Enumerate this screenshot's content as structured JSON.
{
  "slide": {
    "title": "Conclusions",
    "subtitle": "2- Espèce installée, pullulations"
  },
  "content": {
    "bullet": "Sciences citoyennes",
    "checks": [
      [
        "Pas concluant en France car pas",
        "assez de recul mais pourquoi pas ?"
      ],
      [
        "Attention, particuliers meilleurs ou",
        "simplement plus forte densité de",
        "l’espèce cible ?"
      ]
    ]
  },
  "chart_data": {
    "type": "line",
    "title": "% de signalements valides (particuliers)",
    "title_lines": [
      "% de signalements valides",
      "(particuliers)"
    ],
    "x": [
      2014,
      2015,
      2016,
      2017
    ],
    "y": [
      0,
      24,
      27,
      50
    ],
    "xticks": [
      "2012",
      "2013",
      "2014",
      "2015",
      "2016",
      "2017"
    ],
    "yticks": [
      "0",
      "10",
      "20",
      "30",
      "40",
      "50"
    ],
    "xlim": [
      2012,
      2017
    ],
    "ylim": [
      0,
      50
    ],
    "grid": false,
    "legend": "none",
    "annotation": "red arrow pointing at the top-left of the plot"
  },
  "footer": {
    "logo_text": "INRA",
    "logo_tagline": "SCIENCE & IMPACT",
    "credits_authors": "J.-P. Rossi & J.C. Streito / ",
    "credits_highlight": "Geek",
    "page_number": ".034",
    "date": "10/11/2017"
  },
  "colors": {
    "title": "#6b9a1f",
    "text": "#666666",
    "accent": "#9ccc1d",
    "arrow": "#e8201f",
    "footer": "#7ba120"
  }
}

## Aim of the task
Retype all of the material, keeping each line exact.

## Exercise output
Enumerate this screenshot's content as structured JSON.
{
  "slide": {
    "title": "Conclusions",
    "subtitle": "2- Espèce installée, pullulations"
  },
  "content": {
    "bullet": "Sciences citoyennes",
    "checks": [
      [
        "Pas concluant en France car pas",
        "assez de recul mais pourquoi pas ?"
      ],
      [
        "Attention, particuliers meilleurs ou",
        "simplement plus forte densité de",
        "l’espèce cible ?"
      ]
    ]
  },
  "chart_data": {
    "type": "line",
    "title": "% de signalements valides (particuliers)",
    "title_lines": [
      "% de signalements valides",
      "(particuliers)"
    ],
    "x": [
      2014,
      2015,
      2016,
      2017
    ],
    "y": [
      0,
      24,
      27,
      50
    ],
    "xticks": [
      "2012",
      "2013",
      "2014",
      "2015",
      "2016",
      "2017"
    ],
    "yticks": [
      "0",
      "10",
      "20",
      "30",
      "40",
      "50"
    ],
    "xlim": [
      2012,
      2017
    ],
    "ylim": [
      0,
      50
    ],
    "grid": false,
    "legend": "none",
    "annotation": "red arrow pointing at the top-left of the plot"
  },
  "footer": {
    "logo_text": "INRA",
    "logo_tagline": "SCIENCE & IMPACT",
    "credits_authors": "J.-P. Rossi & J.C. Streito / ",
    "credits_highlight": "Geek",
    "page_number": ".034",
    "date": "10/11/2017"
  },
  "colors": {
    "title": "#6b9a1f",
    "text": "#666666",
    "accent": "#9ccc1d",
    "arrow": "#e8201f",
    "footer": "#7ba120"
  }
}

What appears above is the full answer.